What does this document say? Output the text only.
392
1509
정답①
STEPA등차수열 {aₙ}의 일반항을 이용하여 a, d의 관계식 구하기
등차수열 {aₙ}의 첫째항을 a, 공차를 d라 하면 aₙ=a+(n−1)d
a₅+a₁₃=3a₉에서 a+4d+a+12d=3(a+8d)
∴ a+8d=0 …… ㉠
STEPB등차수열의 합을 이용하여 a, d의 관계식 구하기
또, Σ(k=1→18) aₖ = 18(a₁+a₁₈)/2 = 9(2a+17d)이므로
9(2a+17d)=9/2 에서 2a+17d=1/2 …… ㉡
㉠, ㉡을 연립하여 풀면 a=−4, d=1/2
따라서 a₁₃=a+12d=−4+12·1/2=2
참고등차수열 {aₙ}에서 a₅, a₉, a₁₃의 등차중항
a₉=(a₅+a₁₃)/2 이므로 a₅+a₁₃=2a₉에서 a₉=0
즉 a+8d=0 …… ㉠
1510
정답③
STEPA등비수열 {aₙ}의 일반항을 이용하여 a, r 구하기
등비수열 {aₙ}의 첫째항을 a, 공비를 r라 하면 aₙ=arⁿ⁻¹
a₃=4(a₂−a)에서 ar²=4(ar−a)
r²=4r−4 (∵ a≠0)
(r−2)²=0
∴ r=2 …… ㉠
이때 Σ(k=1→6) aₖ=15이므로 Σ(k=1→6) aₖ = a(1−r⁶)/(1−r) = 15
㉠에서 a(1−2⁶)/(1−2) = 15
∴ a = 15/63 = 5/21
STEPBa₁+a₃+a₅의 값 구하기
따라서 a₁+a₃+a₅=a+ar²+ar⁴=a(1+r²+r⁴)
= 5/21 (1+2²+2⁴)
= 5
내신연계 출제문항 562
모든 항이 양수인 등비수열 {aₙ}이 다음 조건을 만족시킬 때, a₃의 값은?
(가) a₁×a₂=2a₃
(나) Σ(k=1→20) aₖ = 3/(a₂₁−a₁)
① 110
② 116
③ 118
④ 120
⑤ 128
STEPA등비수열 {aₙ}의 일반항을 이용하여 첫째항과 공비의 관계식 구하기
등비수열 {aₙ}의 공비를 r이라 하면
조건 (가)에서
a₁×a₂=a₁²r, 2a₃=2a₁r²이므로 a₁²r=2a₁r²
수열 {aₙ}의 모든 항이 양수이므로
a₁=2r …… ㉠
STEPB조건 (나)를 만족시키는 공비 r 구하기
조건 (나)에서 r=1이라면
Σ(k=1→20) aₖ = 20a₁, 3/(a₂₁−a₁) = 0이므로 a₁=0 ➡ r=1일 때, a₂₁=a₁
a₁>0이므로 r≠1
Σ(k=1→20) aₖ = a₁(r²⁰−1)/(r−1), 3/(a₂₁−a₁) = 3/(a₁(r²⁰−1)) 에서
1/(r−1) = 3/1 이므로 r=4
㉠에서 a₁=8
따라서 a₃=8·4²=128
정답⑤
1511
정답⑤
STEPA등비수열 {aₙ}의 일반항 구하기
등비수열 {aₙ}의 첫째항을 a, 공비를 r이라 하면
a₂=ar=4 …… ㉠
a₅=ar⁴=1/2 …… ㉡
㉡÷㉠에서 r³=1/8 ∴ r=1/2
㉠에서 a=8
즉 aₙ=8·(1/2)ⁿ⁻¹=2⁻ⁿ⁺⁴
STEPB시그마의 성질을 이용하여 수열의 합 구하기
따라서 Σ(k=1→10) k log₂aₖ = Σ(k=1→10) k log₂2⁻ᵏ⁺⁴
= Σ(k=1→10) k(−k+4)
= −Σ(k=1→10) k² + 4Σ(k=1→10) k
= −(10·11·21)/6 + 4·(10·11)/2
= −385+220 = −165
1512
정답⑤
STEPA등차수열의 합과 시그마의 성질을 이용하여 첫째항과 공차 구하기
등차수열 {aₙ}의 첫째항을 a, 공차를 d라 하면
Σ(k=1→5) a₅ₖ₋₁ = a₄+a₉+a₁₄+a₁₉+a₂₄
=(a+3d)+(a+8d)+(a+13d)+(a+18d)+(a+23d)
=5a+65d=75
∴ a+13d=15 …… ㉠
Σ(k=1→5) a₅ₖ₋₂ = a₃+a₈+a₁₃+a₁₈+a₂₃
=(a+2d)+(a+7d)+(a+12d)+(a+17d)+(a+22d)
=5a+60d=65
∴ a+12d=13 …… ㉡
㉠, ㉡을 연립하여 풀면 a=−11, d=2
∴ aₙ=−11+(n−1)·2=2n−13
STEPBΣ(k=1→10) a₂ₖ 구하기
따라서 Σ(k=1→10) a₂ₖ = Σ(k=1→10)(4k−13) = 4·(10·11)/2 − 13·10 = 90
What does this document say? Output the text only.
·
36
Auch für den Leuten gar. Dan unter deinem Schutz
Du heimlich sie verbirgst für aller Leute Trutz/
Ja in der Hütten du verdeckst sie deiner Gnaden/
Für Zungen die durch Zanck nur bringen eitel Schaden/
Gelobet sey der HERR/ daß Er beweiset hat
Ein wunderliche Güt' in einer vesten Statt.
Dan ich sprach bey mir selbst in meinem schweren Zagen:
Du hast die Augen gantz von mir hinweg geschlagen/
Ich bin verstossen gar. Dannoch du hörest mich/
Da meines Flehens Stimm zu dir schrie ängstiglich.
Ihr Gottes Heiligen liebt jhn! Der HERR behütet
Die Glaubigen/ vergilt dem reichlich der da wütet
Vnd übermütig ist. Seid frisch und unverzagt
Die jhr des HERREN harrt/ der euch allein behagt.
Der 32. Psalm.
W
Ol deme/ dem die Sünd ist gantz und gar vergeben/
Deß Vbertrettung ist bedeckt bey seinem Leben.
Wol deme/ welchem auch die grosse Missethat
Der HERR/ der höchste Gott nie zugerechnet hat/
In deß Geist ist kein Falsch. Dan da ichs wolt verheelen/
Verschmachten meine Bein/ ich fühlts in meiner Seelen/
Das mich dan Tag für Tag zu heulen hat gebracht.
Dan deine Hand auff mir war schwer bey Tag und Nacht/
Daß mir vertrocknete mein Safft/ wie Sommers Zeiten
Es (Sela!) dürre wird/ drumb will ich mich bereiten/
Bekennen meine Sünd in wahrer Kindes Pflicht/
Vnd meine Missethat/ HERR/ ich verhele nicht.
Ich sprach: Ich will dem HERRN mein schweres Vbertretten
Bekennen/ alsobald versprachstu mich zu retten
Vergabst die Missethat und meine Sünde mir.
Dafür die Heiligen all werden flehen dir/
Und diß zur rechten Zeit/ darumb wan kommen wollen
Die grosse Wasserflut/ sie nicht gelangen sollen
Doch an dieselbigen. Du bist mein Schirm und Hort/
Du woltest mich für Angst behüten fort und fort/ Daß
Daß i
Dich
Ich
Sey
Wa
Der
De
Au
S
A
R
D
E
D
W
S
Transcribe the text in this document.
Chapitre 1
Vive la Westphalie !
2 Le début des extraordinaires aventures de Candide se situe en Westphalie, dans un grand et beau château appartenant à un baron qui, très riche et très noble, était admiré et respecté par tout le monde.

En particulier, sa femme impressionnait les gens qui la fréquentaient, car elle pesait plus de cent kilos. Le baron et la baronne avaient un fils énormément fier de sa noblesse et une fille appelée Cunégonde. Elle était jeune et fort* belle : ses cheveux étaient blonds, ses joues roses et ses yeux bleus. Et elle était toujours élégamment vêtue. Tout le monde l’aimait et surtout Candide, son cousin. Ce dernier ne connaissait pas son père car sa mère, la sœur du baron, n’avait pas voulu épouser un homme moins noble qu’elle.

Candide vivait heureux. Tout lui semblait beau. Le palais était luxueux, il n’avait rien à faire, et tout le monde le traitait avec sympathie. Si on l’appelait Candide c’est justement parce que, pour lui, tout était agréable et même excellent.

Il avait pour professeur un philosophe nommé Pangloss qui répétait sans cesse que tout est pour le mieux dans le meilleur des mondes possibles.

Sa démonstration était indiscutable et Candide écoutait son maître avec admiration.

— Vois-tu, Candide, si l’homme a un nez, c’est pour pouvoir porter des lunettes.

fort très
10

◇ ◇ ◇ ◇ ◇ ◇ ◇

— Do this —
Go through the records above and copy every line with the word "mich".

— Response —
Ich bin verstossen gar. Dannoch du hörest mich/
Das mich dan Tag für Tag zu heulen hat gebracht.
Es (Sela!) dürre wird/ drumb will ich mich bereiten/
Bekennen/ alsobald versprachstu mich zu retten
Du woltest mich für Angst behüten fort und fort/ Daß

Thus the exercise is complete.